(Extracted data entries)
** Begin **
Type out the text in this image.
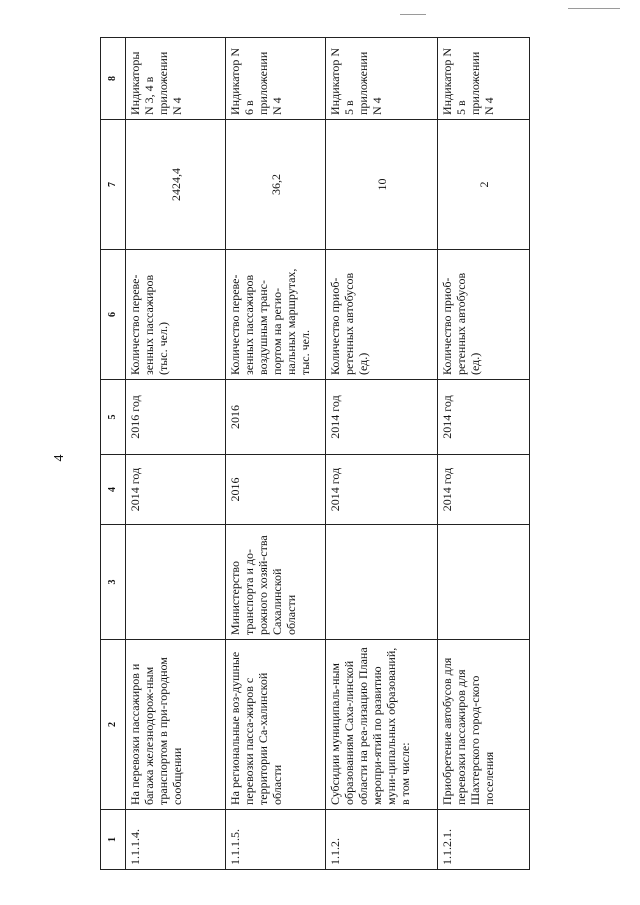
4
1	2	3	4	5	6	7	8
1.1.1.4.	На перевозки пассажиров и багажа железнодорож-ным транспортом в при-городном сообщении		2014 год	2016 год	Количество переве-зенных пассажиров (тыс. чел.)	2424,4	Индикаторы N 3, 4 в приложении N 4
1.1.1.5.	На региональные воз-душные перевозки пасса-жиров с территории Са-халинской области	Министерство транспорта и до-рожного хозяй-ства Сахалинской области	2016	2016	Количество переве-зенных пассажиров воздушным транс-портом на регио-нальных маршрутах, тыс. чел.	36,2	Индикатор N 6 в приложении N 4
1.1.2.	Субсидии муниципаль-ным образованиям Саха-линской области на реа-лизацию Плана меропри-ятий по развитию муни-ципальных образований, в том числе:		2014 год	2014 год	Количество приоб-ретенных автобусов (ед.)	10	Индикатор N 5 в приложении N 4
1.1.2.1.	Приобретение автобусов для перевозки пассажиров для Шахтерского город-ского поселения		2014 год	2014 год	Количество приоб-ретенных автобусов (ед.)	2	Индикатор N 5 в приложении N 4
** End **
**Written problem**
Give back the whole listing as it stands, minus its pictures.

**Answer for this exercise**
Type out the text in this image.
4
1	2	3	4	5	6	7	8
1.1.1.4.	На перевозки пассажиров и багажа железнодорож-ным транспортом в при-городном сообщении		2014 год	2016 год	Количество переве-зенных пассажиров (тыс. чел.)	2424,4	Индикаторы N 3, 4 в приложении N 4
1.1.1.5.	На региональные воз-душные перевозки пасса-жиров с территории Са-халинской области	Министерство транспорта и до-рожного хозяй-ства Сахалинской области	2016	2016	Количество переве-зенных пассажиров воздушным транс-портом на регио-нальных маршрутах, тыс. чел.	36,2	Индикатор N 6 в приложении N 4
1.1.2.	Субсидии муниципаль-ным образованиям Саха-линской области на реа-лизацию Плана меропри-ятий по развитию муни-ципальных образований, в том числе:		2014 год	2014 год	Количество приоб-ретенных автобусов (ед.)	10	Индикатор N 5 в приложении N 4
1.1.2.1.	Приобретение автобусов для перевозки пассажиров для Шахтерского город-ского поселения		2014 год	2014 год	Количество приоб-ретенных автобусов (ед.)	2	Индикатор N 5 в приложении N 4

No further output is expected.